-- Start of MATERIAL PROVIDED --

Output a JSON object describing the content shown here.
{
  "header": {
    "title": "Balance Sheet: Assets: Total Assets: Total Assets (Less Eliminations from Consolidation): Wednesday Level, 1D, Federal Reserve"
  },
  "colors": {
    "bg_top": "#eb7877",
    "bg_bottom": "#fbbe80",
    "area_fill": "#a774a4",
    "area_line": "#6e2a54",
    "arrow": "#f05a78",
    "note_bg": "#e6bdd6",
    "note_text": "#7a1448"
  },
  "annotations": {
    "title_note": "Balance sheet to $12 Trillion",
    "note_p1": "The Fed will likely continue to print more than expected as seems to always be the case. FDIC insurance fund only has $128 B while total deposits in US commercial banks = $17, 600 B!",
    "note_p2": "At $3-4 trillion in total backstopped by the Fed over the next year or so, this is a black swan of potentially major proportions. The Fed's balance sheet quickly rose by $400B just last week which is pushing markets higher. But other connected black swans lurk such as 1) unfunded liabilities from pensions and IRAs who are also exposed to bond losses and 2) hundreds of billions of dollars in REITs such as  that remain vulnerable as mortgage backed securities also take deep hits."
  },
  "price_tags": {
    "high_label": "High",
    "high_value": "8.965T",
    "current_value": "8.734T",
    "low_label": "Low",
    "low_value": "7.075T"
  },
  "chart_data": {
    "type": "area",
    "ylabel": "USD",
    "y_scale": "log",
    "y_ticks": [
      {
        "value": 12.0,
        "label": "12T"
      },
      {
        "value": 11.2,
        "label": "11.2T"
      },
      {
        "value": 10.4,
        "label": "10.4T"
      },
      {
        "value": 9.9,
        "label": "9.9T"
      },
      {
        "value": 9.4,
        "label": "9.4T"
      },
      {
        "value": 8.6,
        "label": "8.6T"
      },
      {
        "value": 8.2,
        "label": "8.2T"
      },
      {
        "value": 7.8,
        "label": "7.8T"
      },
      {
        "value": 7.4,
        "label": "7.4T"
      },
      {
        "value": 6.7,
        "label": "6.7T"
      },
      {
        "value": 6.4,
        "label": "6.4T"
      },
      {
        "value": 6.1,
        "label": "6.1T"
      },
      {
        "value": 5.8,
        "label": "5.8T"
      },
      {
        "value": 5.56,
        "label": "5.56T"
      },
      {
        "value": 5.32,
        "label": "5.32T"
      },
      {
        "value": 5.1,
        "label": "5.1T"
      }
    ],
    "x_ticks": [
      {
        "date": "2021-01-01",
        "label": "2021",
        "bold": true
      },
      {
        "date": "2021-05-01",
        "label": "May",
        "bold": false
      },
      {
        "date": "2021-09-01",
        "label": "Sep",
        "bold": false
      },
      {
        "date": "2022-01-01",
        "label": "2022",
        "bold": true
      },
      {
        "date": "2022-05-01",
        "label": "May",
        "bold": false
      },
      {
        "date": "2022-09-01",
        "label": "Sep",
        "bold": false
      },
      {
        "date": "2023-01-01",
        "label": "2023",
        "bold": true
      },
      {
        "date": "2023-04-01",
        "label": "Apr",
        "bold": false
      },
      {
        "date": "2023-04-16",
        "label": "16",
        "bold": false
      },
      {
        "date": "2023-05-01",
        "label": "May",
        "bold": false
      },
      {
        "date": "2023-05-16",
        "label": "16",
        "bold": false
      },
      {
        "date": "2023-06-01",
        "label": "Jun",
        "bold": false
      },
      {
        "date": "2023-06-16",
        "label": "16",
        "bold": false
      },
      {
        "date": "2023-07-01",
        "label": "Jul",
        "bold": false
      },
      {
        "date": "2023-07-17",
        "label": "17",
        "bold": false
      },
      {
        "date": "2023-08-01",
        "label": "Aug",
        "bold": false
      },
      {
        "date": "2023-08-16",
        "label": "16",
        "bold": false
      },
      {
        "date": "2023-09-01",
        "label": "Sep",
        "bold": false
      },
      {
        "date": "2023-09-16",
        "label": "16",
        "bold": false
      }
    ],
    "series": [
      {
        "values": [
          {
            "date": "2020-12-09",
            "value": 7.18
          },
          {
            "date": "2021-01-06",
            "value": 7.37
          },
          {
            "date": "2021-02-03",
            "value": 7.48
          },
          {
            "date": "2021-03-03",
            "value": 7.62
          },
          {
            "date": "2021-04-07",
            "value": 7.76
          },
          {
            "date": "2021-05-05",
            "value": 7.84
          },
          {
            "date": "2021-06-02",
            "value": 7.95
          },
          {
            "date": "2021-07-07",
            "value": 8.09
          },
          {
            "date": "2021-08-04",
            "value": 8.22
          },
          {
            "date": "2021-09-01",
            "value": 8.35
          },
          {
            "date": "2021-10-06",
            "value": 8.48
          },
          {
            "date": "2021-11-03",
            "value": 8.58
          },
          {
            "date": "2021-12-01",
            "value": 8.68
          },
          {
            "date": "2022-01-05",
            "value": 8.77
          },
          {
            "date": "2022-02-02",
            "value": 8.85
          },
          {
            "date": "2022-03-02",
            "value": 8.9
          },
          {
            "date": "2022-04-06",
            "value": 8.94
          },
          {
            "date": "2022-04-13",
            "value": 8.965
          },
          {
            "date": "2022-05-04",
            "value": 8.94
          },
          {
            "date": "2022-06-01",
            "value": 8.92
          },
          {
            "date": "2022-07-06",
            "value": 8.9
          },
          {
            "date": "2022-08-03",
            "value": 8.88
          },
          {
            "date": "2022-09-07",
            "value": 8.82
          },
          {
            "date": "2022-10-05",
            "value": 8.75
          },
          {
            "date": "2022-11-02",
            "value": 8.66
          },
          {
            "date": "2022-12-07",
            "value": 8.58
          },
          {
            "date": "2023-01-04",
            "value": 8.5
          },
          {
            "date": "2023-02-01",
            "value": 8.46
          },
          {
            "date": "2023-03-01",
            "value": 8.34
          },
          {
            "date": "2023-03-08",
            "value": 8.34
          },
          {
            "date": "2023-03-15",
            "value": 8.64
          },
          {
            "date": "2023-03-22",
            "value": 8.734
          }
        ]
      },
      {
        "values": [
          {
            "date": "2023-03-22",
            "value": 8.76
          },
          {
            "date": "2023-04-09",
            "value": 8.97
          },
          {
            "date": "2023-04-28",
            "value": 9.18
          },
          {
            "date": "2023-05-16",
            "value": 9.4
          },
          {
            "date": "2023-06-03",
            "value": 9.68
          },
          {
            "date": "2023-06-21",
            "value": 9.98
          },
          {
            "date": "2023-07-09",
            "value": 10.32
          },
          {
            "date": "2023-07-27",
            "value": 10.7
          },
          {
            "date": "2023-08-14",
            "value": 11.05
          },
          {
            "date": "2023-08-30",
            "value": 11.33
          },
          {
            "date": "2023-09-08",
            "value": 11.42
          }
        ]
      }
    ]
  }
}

-- End of MATERIAL PROVIDED --
-- Start of MATERIAL PROVIDED --

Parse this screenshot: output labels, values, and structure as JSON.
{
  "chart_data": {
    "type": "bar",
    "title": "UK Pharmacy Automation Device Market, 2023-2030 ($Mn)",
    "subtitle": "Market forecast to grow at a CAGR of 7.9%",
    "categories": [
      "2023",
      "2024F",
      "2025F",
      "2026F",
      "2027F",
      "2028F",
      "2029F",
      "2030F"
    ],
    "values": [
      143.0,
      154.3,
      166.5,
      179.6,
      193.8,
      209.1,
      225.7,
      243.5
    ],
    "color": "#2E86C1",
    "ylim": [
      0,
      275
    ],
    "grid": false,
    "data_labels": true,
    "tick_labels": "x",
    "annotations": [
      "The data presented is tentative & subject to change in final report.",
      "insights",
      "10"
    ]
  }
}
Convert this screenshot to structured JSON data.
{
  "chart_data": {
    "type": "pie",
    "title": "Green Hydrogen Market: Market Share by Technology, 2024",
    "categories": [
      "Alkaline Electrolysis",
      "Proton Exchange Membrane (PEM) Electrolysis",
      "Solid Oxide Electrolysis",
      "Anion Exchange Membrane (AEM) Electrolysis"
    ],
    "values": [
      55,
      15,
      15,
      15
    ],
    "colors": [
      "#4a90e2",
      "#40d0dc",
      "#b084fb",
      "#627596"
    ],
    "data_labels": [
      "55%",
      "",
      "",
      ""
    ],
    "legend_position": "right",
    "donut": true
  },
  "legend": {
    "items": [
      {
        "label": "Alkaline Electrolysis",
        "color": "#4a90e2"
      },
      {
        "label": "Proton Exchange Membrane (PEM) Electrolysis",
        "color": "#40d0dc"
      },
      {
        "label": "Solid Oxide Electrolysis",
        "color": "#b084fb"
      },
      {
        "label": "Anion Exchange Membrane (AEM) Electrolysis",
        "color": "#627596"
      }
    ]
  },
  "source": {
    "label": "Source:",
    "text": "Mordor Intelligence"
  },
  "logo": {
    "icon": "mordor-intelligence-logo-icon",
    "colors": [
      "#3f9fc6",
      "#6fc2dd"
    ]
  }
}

-- End of MATERIAL PROVIDED --
-- Start of MATERIAL PROVIDED --

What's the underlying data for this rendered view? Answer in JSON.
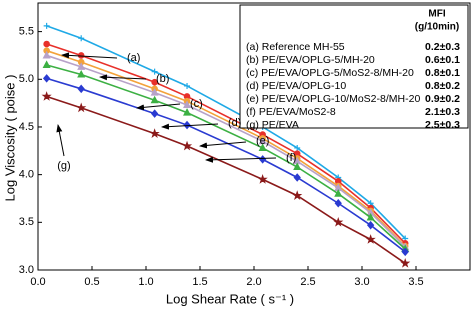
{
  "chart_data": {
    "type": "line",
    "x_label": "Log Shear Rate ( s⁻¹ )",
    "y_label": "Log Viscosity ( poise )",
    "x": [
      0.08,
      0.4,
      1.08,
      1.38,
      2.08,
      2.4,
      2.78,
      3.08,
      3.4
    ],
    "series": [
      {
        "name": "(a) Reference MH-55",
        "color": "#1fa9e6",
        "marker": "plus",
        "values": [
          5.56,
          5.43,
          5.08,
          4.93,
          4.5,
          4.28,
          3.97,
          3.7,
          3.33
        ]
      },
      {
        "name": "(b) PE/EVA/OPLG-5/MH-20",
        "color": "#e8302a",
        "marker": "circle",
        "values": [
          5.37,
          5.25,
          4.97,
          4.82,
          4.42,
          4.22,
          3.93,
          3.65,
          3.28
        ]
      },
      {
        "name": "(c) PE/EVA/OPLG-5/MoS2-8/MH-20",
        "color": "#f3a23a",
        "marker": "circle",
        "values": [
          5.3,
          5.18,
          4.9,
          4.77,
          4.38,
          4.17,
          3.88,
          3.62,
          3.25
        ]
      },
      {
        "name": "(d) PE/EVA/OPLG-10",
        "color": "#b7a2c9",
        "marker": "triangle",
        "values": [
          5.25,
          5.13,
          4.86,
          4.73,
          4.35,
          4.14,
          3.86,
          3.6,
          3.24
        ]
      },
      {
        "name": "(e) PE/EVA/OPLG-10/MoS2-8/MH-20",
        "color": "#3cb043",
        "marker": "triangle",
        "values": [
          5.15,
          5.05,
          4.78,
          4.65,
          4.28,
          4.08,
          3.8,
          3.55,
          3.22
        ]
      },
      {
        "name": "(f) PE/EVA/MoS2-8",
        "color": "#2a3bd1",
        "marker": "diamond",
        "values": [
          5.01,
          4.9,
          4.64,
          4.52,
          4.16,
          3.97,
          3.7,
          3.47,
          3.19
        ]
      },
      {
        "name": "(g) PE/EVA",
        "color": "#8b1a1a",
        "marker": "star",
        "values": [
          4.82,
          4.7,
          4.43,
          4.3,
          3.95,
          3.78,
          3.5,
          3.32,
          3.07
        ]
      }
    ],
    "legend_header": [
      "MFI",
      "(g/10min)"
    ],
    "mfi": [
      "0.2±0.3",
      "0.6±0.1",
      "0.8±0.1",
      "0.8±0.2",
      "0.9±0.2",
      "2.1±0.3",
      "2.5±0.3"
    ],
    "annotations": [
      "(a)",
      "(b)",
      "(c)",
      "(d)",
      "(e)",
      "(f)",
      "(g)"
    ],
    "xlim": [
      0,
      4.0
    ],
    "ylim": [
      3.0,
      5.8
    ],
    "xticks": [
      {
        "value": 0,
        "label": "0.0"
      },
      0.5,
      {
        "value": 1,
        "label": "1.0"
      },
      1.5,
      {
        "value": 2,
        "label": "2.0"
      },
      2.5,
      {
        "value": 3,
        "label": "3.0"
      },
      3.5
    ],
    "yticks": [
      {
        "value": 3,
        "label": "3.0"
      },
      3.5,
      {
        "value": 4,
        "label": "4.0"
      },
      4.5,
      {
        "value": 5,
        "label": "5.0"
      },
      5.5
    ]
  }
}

-- End of MATERIAL PROVIDED --

#### DIRECTIONS
Identify and copy lines that hold the string "logo".

#### SOLUTION TO THIS TASK
  "logo": {
    "icon": "mordor-intelligence-logo-icon",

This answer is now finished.